◆ Exercise details
Find the lines below in which the string "FIELD" occurs. Copy each one.

◆ Data for review
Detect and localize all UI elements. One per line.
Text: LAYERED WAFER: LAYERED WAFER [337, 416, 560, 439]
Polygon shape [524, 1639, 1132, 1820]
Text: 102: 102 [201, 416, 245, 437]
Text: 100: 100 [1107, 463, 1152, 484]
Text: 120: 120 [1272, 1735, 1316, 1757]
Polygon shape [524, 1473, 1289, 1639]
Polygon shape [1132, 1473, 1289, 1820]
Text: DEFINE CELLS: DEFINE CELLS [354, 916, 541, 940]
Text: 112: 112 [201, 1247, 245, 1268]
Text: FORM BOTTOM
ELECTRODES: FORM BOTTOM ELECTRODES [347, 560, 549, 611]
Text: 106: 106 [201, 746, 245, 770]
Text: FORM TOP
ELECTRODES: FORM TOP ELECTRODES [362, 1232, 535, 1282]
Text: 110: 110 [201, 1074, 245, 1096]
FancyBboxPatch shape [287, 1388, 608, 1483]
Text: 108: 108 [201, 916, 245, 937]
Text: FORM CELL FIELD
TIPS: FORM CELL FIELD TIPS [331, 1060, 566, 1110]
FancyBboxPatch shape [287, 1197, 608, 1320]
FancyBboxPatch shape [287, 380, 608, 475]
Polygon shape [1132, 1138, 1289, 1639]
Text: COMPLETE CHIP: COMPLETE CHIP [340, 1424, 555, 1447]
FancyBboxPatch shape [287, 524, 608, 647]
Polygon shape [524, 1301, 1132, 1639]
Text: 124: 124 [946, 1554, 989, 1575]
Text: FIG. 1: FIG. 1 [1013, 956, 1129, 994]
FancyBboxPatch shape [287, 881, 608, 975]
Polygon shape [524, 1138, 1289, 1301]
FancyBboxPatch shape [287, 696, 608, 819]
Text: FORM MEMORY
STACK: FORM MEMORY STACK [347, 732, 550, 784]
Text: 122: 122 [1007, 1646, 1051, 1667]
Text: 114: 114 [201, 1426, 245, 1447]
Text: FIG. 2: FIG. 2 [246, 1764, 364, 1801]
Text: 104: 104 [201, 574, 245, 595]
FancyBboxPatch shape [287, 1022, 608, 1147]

◆ Result for this task
Text: FORM CELL FIELD
TIPS: FORM CELL FIELD TIPS [331, 1060, 566, 1110]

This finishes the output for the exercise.